--- Start TEXT SECTION ---
Help going from K3s to Docker Swarm (on Windows) Invalid request headers (6003)

Issue:
Having trouble getting SSL Certs as well as basic services up

My previous k3s setup was as follows:

Cert-Manager for SSL Certs using cloudflare/letsencrypt for issuing certs
Traefik for Ingresses listening on a specific IP provided by metallb load balancer (192.168.200.150)

A cloudlflare tunnel was used for all the exposed services, which would point to 192.168.200.150

I'm trying to replicate this, but using docker swarm.

I was able to get traefik up and running (as far as being able to get the dashboard accessible - though I can't seem to access it with insucure: false, just get 404 error)

Below are the files I have so far:

docker-compose.yml:

services:
  traefik:
    image: traefik:v2.11
    command:
      - "--configFile=/etc/traefik/traefik.yml"
    environment:
      CF_API_EMAIL: <REDACTED>
      CF_API_KEY: <REDACTED >
    ports:
      - "80:80"
      - "443:443"
      - "8081:8081"
    labels:
      - "traefik.enable=true"
    volumes:
      - "/var/run/docker.sock:/var/run/docker.sock"
      - "./traefik.yml:/etc/traefik/traefik.yml"
      - "./acme.json:/acme.json"
      - "./entrypoint.sh:/startup.sh"
      - "./dynamic_conf.yml:/dynamic_conf.yml"
    networks:
      - traefik-public
    entrypoint: "/startup.sh"

  sd.lukium.ai:
    image: lukium/sd.lukium.ai:0.5.3
    labels:
      - "traefik.enable=true"
      - "traefik.http.routers.sd.rule=Host(`sd.lukium.ai`)"
      - "traefik.http.routers.sd.entrypoints=web,websecure"
      - "traefik.http.routers.sd.tls=true"
      - "traefik.http.routers.sd.tls.certresolver=letsencrypt"
--- End TEXT SECTION ---
--- Start DATASET ---
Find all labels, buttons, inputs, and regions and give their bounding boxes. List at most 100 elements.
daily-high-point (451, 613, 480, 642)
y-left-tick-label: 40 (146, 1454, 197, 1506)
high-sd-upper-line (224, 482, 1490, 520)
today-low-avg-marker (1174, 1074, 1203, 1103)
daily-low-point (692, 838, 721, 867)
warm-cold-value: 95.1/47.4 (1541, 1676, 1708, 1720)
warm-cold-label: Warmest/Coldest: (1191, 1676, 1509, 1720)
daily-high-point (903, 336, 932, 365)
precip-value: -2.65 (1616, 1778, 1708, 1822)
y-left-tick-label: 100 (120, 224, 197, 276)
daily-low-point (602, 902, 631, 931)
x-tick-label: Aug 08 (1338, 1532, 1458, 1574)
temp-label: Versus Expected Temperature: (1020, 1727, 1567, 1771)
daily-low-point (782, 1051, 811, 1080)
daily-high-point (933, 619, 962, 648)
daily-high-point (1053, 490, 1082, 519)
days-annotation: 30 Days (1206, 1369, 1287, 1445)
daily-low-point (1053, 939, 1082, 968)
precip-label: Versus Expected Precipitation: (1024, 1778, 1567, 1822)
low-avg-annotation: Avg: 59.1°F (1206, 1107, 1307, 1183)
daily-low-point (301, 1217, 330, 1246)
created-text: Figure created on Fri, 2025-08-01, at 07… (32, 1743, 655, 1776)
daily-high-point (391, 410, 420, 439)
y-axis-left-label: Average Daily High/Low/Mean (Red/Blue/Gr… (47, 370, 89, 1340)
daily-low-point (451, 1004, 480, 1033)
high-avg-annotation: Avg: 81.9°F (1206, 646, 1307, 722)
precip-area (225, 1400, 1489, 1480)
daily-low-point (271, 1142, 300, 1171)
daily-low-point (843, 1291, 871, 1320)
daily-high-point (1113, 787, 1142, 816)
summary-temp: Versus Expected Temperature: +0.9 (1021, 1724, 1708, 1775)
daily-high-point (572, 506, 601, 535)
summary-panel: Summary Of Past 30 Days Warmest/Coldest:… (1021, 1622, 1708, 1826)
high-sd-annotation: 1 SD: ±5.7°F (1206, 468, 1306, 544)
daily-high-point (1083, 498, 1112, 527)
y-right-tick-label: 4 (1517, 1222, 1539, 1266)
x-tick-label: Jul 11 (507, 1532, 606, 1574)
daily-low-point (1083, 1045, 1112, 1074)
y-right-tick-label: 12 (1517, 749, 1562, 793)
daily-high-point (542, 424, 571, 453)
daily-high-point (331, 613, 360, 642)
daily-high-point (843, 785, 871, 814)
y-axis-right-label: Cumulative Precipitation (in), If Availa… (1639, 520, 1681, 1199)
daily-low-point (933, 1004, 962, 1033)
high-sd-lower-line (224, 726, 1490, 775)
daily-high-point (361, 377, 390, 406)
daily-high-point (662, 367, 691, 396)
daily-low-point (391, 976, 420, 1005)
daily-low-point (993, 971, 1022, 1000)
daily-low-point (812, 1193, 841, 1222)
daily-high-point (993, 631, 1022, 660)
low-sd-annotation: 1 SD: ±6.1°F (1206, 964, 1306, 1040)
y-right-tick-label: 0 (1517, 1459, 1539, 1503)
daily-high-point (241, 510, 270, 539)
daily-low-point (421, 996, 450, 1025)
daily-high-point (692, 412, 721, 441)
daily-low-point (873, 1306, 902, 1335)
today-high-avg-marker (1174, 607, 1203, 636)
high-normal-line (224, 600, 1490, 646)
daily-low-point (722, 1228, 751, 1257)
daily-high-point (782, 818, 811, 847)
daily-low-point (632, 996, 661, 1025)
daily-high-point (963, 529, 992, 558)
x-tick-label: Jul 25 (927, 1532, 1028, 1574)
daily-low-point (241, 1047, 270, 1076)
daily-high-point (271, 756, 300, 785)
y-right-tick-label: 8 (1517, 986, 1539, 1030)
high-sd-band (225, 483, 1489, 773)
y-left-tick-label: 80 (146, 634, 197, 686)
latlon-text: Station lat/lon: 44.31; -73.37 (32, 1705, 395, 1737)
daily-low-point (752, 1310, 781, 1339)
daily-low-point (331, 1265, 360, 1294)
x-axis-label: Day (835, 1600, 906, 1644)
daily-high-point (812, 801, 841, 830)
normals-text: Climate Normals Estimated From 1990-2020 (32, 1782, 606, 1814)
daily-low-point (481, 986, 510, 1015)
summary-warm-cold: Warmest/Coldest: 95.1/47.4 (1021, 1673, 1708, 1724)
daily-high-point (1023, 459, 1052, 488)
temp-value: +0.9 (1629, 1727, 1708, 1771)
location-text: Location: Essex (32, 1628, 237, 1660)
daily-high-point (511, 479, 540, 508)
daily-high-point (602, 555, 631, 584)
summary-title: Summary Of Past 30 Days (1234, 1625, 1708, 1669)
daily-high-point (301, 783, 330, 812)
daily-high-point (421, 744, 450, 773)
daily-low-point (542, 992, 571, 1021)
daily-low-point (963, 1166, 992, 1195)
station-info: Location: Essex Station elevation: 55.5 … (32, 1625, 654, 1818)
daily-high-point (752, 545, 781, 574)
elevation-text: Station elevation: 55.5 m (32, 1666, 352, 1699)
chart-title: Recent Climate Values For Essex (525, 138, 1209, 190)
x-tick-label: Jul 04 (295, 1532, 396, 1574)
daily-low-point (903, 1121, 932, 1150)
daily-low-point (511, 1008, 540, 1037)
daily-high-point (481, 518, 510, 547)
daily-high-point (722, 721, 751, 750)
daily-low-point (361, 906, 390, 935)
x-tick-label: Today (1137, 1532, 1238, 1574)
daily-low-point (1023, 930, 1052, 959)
--- End DATASET ---
_REQUESTS_.
A – In the post about moving from K3s to Docker Swarm, what IP address did the metallb load balancer provide for Traefik to listen on?
B – Write the next part of the post about moving from K3s to Docker Swarm, picking up after its final line.

_OUTPUTS FOR THE TASKS_.
A – 192.168.200.150

B –
    networks:
      - traefik-public

networks:
  traefik-public:
    external: true

traefik.yml:

# Global Traefik configuration
global:
  checkNewVersion: true
  sendAnonymousUsage: false

# Define HTTP and HTTPS entryPoints, including one for the dashboard
entryPoints:
  web:
    address: ":80"
    http:
      redirections:
        entryPoint:
          to: websecure
          scheme: https
          permanent: true
  websecure:
    address: ":443"
  traefik:
    address: ":8081"

# Enable Docker provider
providers:
  docker:
    endpoint: "unix:///var/run/docker.sock"
    watch: true
    exposedByDefault: false
    swarmMode: true
    network: traefik-public
  file:
    filename: /dynamic_conf.yml

# API and Dashboard configuration, secured by basic auth
api:
  dashboard: true
  insecure: true

# Log settings
log:
  level: DEBUG

# Enable Let's Encrypt automatic SSL with Cloudflare DNS challenge
certificatesResolvers:
  letsencrypt:
    acme:
      email: <REDACTED> 
      storage: /acme.json  
      dnsChallenge:
        provider: cloudflare  
        delayBeforeCheck: "0"  
        resolvers:
          - "1.1.1.1:53"
          - "1.0.0.1:53"

dynamic_conf.yml:

tls:
  options:
    default:
      minVersion: VersionTLS12

http:
  routers:
    dashboard:
      rule: "Host(`traefik.lukium.ai`) && (PathPrefix(`/dashboard`) || PathPrefix(`/api`))"
      service: api@internal
      entryPoints:
        - "traefik"
      middlewares:
        - "auth"
      tls:
        certResolver: letsencrypt  
        domains:
          - main: lukium.ai
            sans:
              - '*.lukium.ai'

  middlewares:
    auth:
      basicAuth:
        users:
          # List of users allowed to access the dashboard, replace with your own
          - "<REDACTED>"

entrypoint.sh: #this is just to set the correct perms for acme.json since it's coming from windows

#!/bin/sh

chmod 600 /acme.json

exec /entrypoint.sh "$@"

Main errors I'm getting:

Unable to obtain ACME certificate for domains
error="unable to generate a certificate for the domains
error: one or more domains had a problem: lukium.ai *.lukium.ai
acme: error presenting token: cloudflare: failed to find zone lukium.ai
ListZonesContext command failed: Invalid request headers (6003)

I can't paste the whole log section because it complains about there being too many links (the domain name that the cert is being created for)

I know the cloudflare info is right:
I created a new token, ensuring that it has zone - zone - read and zone - dns - edit perms for all zones
I also know that the tunnel is working, because I have tested accessing the dashboard directly via the tunnel

Any help would be appreciated. Thanks!

Seems Cloudflare has an issue with lukium.ai. Is it registered there, with the right account?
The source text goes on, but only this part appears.